Page content records
■ ■ ■ ■
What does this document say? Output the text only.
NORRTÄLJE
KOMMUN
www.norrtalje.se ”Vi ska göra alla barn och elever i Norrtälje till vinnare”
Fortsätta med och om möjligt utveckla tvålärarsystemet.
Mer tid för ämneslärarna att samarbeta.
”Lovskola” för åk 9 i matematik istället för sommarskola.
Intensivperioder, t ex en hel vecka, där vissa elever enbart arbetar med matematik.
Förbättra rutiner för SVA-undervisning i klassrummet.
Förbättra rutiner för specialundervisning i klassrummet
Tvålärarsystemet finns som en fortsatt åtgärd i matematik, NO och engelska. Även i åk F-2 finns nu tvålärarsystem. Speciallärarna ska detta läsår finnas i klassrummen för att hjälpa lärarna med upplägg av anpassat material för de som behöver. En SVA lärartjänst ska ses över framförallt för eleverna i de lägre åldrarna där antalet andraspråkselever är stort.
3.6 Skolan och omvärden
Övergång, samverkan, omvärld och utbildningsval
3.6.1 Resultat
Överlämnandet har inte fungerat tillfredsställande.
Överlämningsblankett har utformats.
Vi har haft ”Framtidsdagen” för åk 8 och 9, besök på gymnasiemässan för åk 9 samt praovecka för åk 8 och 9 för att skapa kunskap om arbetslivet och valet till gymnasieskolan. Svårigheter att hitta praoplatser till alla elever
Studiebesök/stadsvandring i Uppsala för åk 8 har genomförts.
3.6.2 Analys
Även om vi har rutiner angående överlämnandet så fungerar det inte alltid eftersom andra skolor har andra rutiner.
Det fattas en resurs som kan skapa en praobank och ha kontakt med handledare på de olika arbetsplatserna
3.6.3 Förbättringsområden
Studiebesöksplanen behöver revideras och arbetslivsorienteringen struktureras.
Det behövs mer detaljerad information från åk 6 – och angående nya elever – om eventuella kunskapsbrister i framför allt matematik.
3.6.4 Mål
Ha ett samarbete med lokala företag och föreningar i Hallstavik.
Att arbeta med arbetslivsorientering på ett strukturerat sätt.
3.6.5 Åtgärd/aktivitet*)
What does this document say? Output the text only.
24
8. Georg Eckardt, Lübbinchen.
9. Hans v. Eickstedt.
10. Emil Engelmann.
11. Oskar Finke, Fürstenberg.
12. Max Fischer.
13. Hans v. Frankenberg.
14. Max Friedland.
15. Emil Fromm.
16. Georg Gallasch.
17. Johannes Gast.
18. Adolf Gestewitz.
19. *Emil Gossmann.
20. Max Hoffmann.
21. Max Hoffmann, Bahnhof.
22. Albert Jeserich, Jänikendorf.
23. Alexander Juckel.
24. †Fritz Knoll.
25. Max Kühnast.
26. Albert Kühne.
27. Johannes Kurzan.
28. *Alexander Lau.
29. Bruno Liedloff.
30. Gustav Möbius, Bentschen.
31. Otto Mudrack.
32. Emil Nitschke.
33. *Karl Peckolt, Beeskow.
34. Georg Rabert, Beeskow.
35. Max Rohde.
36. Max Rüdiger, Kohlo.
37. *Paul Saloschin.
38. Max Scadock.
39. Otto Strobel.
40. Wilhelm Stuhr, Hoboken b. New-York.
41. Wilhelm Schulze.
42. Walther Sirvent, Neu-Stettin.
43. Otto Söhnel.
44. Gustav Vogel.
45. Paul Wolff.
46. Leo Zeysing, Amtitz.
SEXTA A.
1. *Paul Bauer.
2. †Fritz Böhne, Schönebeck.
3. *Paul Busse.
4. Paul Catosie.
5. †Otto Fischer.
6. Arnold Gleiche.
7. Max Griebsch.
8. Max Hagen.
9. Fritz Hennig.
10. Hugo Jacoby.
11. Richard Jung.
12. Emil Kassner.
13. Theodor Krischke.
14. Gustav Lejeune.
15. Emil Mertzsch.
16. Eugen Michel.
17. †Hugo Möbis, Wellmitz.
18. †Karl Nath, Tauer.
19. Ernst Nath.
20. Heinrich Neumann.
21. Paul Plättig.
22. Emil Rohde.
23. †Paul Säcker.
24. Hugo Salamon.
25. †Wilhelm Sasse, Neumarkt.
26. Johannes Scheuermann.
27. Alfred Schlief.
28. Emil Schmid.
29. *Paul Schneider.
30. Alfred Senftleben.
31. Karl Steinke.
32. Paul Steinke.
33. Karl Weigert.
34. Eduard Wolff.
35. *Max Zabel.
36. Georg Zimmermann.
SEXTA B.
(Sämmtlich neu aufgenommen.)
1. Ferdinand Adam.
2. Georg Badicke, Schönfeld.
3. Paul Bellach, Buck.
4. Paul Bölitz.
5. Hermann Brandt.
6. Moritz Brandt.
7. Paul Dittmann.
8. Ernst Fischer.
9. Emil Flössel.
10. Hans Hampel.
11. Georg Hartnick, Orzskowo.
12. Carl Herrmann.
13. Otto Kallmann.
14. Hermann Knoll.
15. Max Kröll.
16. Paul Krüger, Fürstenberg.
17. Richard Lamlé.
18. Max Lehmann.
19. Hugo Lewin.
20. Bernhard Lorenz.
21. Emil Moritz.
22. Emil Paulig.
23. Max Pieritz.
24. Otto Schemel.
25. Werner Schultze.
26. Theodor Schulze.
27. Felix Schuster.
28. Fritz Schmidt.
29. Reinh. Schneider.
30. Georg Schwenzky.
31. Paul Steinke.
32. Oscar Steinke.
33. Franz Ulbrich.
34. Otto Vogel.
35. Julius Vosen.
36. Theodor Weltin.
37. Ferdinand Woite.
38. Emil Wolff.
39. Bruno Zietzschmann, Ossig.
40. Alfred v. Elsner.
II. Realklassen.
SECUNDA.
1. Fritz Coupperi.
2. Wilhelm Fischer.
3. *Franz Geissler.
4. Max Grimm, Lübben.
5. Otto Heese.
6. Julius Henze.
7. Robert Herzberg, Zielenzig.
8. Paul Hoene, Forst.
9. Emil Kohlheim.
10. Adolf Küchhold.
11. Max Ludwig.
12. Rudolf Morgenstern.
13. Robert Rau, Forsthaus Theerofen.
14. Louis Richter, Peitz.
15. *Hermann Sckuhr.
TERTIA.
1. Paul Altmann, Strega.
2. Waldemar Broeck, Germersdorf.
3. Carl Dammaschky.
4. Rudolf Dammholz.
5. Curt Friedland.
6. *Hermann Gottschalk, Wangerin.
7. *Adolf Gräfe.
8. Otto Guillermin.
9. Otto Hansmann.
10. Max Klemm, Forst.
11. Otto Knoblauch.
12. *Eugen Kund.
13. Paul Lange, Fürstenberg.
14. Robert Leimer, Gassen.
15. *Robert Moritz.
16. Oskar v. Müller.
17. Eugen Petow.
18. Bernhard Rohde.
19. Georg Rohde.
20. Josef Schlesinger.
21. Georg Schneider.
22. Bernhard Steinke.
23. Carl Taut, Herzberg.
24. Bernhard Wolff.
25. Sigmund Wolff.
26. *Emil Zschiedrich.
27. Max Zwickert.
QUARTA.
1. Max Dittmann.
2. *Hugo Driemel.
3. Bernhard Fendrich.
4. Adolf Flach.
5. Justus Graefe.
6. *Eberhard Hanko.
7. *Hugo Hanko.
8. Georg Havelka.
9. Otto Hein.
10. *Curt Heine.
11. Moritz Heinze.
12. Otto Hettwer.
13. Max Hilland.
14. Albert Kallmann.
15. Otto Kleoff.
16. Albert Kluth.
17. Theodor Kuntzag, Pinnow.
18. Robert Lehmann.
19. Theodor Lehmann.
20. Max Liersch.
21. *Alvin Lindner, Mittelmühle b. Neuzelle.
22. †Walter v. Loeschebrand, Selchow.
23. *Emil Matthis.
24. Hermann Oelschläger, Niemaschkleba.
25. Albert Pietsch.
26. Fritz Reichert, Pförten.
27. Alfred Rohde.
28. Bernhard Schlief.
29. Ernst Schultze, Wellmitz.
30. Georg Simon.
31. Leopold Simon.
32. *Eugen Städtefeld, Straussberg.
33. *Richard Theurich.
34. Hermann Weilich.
■ ■ ■ ■
Task requirements: In which lines of the records does the word "Wilhelm" appear? Copy each of them.

Exercise response:
40. Wilhelm Stuhr, Hoboken b. New-York.
41. Wilhelm Schulze.
25. †Wilhelm Sasse, Neumarkt.
2. Wilhelm Fischer.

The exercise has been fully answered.